What is being asked ▸ Reproduce the listing below word for word, keeping every line in its original order.

┄┄┄┄┄┄

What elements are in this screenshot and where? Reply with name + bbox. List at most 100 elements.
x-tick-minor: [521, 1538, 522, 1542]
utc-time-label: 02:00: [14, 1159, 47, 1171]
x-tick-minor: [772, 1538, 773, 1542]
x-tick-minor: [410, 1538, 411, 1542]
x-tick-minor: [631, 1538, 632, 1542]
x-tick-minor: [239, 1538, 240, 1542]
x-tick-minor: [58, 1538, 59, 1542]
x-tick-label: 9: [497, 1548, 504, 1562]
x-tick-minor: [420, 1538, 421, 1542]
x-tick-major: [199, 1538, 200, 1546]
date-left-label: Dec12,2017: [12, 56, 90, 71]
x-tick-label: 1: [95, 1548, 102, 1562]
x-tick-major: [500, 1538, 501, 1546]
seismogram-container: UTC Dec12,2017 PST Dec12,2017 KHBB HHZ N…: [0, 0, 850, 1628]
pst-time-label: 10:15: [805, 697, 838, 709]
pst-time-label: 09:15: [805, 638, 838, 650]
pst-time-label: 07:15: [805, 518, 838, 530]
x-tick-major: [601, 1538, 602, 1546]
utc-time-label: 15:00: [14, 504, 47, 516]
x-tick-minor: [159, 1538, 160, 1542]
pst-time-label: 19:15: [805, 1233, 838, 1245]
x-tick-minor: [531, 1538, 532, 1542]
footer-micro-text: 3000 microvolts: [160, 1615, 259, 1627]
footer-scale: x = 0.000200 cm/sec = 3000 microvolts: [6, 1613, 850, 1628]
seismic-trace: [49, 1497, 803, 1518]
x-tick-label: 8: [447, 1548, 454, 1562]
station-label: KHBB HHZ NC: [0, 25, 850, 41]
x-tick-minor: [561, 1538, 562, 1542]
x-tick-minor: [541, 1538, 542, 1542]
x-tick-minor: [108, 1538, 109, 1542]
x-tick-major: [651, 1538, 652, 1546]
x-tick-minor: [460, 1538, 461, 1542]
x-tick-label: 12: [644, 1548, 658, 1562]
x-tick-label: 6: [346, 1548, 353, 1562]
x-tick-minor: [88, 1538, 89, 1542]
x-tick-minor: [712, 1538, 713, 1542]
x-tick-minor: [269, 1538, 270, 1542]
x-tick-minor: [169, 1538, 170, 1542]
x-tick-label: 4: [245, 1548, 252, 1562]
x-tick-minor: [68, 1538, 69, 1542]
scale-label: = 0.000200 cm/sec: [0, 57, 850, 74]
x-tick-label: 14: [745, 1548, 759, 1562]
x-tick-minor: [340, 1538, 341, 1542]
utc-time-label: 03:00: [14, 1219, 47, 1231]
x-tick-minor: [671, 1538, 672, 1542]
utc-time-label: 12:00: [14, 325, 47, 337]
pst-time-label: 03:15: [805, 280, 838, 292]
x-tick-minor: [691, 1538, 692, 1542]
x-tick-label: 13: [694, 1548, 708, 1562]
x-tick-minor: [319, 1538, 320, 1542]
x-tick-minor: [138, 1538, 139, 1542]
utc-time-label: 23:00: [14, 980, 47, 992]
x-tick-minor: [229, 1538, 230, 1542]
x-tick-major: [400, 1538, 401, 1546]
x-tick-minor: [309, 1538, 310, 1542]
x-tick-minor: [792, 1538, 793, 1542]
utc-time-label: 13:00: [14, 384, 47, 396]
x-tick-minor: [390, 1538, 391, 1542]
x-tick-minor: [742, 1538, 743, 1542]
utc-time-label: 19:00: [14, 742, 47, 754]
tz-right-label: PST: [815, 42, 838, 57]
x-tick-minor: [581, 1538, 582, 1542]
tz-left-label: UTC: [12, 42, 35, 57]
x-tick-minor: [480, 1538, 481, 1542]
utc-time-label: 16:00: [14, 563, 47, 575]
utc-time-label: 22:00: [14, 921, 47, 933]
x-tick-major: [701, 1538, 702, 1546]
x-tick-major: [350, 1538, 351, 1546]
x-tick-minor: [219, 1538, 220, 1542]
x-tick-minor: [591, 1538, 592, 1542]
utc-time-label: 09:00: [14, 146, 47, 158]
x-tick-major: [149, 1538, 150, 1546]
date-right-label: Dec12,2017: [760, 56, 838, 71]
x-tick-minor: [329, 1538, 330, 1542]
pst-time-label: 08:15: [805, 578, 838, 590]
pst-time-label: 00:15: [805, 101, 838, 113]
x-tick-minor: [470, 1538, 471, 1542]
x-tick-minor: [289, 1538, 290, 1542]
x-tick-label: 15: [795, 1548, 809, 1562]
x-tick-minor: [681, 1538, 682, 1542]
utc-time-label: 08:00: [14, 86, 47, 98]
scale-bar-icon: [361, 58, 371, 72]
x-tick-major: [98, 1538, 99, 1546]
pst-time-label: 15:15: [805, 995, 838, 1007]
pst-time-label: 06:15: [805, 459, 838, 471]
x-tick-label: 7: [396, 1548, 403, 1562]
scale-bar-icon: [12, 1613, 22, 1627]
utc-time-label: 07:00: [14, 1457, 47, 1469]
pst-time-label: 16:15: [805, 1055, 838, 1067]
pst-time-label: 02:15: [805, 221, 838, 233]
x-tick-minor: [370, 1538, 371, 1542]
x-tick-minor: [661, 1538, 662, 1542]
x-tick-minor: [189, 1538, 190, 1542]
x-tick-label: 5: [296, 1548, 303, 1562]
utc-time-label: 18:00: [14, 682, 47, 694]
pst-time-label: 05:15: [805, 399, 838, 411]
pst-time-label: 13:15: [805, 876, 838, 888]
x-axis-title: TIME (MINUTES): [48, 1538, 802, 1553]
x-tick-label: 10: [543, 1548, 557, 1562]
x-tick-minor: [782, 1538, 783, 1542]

┄┄┄┄┄┄

Written answer ▸
What elements are in this screenshot and where? Reply with name + bbox. List at most 100 elements.
x-tick-minor: [521, 1538, 522, 1542]
utc-time-label: 02:00: [14, 1159, 47, 1171]
x-tick-minor: [772, 1538, 773, 1542]
x-tick-minor: [410, 1538, 411, 1542]
x-tick-minor: [631, 1538, 632, 1542]
x-tick-minor: [239, 1538, 240, 1542]
x-tick-minor: [58, 1538, 59, 1542]
x-tick-label: 9: [497, 1548, 504, 1562]
x-tick-minor: [420, 1538, 421, 1542]
x-tick-major: [199, 1538, 200, 1546]
date-left-label: Dec12,2017: [12, 56, 90, 71]
x-tick-label: 1: [95, 1548, 102, 1562]
x-tick-major: [500, 1538, 501, 1546]
seismogram-container: UTC Dec12,2017 PST Dec12,2017 KHBB HHZ N…: [0, 0, 850, 1628]
pst-time-label: 10:15: [805, 697, 838, 709]
pst-time-label: 09:15: [805, 638, 838, 650]
pst-time-label: 07:15: [805, 518, 838, 530]
x-tick-major: [601, 1538, 602, 1546]
utc-time-label: 15:00: [14, 504, 47, 516]
x-tick-minor: [159, 1538, 160, 1542]
pst-time-label: 19:15: [805, 1233, 838, 1245]
x-tick-minor: [531, 1538, 532, 1542]
footer-micro-text: 3000 microvolts: [160, 1615, 259, 1627]
footer-scale: x = 0.000200 cm/sec = 3000 microvolts: [6, 1613, 850, 1628]
seismic-trace: [49, 1497, 803, 1518]
x-tick-label: 8: [447, 1548, 454, 1562]
station-label: KHBB HHZ NC: [0, 25, 850, 41]
x-tick-minor: [561, 1538, 562, 1542]
x-tick-minor: [541, 1538, 542, 1542]
x-tick-minor: [108, 1538, 109, 1542]
x-tick-major: [651, 1538, 652, 1546]
x-tick-minor: [460, 1538, 461, 1542]
x-tick-label: 12: [644, 1548, 658, 1562]
x-tick-label: 6: [346, 1548, 353, 1562]
x-tick-minor: [88, 1538, 89, 1542]
x-tick-minor: [712, 1538, 713, 1542]
x-tick-minor: [269, 1538, 270, 1542]
x-tick-minor: [169, 1538, 170, 1542]
x-tick-label: 4: [245, 1548, 252, 1562]
x-tick-minor: [68, 1538, 69, 1542]
scale-label: = 0.000200 cm/sec: [0, 57, 850, 74]
x-tick-label: 14: [745, 1548, 759, 1562]
x-tick-minor: [340, 1538, 341, 1542]
utc-time-label: 03:00: [14, 1219, 47, 1231]
x-tick-minor: [671, 1538, 672, 1542]
utc-time-label: 12:00: [14, 325, 47, 337]
pst-time-label: 03:15: [805, 280, 838, 292]
x-tick-minor: [691, 1538, 692, 1542]
x-tick-label: 13: [694, 1548, 708, 1562]
x-tick-minor: [319, 1538, 320, 1542]
x-tick-minor: [138, 1538, 139, 1542]
utc-time-label: 23:00: [14, 980, 47, 992]
x-tick-minor: [229, 1538, 230, 1542]
x-tick-major: [400, 1538, 401, 1546]
x-tick-minor: [309, 1538, 310, 1542]
x-tick-minor: [792, 1538, 793, 1542]
utc-time-label: 13:00: [14, 384, 47, 396]
x-tick-minor: [390, 1538, 391, 1542]
x-tick-minor: [742, 1538, 743, 1542]
utc-time-label: 19:00: [14, 742, 47, 754]
tz-right-label: PST: [815, 42, 838, 57]
x-tick-minor: [581, 1538, 582, 1542]
tz-left-label: UTC: [12, 42, 35, 57]
x-tick-minor: [480, 1538, 481, 1542]
utc-time-label: 16:00: [14, 563, 47, 575]
utc-time-label: 22:00: [14, 921, 47, 933]
x-tick-major: [701, 1538, 702, 1546]
x-tick-major: [350, 1538, 351, 1546]
x-tick-minor: [219, 1538, 220, 1542]
x-tick-minor: [591, 1538, 592, 1542]
utc-time-label: 09:00: [14, 146, 47, 158]
x-tick-major: [149, 1538, 150, 1546]
date-right-label: Dec12,2017: [760, 56, 838, 71]
x-tick-minor: [329, 1538, 330, 1542]
pst-time-label: 08:15: [805, 578, 838, 590]
pst-time-label: 00:15: [805, 101, 838, 113]
x-tick-minor: [470, 1538, 471, 1542]
x-tick-minor: [289, 1538, 290, 1542]
x-tick-label: 15: [795, 1548, 809, 1562]
x-tick-minor: [681, 1538, 682, 1542]
utc-time-label: 08:00: [14, 86, 47, 98]
scale-bar-icon: [361, 58, 371, 72]
x-tick-major: [98, 1538, 99, 1546]
pst-time-label: 15:15: [805, 995, 838, 1007]
pst-time-label: 06:15: [805, 459, 838, 471]
x-tick-label: 7: [396, 1548, 403, 1562]
scale-bar-icon: [12, 1613, 22, 1627]
utc-time-label: 07:00: [14, 1457, 47, 1469]
pst-time-label: 16:15: [805, 1055, 838, 1067]
pst-time-label: 02:15: [805, 221, 838, 233]
x-tick-minor: [370, 1538, 371, 1542]
x-tick-minor: [661, 1538, 662, 1542]
x-tick-minor: [189, 1538, 190, 1542]
x-tick-label: 5: [296, 1548, 303, 1562]
utc-time-label: 18:00: [14, 682, 47, 694]
pst-time-label: 05:15: [805, 399, 838, 411]
pst-time-label: 13:15: [805, 876, 838, 888]
x-axis-title: TIME (MINUTES): [48, 1538, 802, 1553]
x-tick-label: 10: [543, 1548, 557, 1562]
x-tick-minor: [782, 1538, 783, 1542]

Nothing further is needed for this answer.